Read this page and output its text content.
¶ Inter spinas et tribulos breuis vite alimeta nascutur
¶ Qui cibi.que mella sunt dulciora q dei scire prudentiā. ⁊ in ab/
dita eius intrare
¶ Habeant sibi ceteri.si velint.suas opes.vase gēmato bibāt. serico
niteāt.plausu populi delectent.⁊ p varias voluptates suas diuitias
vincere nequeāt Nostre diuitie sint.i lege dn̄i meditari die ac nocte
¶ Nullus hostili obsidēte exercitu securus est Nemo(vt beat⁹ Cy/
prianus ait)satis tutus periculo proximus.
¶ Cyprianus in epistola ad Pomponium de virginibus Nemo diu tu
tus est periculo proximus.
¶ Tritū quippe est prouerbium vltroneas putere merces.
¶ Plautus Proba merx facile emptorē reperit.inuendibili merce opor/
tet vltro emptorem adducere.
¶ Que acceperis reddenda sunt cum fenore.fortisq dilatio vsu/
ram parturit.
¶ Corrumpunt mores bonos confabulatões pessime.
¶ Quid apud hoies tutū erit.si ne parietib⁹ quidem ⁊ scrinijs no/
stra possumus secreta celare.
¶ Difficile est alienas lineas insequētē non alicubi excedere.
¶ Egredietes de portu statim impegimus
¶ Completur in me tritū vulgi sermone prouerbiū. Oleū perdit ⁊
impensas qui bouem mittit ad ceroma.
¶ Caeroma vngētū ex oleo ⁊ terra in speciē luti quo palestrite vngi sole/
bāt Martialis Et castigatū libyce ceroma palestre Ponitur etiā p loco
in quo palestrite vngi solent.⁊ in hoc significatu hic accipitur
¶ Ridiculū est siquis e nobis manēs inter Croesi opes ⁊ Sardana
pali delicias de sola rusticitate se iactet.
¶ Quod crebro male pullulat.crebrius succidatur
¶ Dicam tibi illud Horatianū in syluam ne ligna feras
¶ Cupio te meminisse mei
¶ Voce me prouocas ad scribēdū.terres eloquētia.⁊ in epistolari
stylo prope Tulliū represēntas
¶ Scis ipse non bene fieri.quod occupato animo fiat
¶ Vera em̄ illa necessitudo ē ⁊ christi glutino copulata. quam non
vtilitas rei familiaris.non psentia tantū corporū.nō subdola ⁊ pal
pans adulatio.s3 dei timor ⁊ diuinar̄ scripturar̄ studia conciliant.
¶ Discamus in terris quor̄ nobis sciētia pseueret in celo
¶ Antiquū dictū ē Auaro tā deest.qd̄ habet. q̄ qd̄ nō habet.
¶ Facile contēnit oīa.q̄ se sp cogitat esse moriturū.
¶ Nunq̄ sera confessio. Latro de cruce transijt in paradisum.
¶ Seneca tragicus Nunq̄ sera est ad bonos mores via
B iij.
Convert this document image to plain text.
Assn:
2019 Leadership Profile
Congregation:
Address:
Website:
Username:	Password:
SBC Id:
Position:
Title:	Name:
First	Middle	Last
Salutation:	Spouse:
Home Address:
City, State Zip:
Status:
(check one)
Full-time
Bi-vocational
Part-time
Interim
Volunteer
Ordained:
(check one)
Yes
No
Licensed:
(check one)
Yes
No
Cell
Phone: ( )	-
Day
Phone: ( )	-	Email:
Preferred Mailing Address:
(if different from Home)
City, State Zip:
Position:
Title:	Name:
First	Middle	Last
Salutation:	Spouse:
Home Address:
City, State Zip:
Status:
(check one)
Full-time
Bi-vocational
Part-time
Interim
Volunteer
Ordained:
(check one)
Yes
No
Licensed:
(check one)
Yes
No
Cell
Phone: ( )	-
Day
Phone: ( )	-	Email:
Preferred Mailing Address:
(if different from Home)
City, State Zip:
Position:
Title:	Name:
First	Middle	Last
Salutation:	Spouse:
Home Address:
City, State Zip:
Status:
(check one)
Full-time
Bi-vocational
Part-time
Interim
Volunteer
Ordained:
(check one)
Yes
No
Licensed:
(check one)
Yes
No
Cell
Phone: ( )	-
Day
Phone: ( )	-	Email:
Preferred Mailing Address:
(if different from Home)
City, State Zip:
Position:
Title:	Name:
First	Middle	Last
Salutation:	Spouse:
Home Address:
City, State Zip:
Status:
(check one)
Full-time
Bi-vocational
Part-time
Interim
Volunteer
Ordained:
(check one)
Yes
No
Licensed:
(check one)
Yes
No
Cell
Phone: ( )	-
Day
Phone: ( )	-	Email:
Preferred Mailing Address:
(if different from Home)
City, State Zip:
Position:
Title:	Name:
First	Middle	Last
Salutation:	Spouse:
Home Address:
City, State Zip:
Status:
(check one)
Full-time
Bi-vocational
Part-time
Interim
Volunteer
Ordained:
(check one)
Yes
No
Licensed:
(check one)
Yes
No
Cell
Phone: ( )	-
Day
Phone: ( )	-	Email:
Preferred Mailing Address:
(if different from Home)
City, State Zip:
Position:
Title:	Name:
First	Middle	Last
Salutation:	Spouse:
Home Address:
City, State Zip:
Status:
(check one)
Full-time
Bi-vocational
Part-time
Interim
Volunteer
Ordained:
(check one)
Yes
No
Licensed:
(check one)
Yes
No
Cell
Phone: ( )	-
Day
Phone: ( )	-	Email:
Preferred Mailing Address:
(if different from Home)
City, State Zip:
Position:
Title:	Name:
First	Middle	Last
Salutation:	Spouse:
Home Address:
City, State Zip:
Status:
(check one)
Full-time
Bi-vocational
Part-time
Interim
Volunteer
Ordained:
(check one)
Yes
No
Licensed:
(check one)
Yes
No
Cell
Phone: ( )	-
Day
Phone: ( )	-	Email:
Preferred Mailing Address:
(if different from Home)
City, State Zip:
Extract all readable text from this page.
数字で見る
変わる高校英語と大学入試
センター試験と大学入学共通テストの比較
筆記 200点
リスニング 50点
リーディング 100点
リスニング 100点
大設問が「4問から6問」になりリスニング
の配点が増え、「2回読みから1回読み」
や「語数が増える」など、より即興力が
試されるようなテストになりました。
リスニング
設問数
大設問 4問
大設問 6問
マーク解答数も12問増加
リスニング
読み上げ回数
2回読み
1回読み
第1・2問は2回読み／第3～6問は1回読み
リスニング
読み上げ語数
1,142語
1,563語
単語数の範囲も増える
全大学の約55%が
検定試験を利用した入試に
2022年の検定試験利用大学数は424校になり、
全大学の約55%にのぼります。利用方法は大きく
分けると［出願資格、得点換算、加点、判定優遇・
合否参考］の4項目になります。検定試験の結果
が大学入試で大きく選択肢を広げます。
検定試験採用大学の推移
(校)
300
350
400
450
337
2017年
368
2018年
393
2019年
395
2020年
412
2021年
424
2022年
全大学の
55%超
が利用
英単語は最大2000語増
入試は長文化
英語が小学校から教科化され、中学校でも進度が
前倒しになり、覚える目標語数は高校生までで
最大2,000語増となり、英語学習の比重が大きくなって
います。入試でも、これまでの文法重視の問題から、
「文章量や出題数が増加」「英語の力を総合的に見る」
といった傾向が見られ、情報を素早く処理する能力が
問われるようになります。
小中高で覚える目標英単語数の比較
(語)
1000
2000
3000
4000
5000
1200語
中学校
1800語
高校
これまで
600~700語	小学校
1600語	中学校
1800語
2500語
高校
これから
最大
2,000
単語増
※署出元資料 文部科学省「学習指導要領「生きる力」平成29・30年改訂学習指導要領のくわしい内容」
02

## Task to complete
Go through the data and gather every line that holds "proximus".

## Final result
prianus ait)satis tutus periculo proximus.
tus est periculo proximus.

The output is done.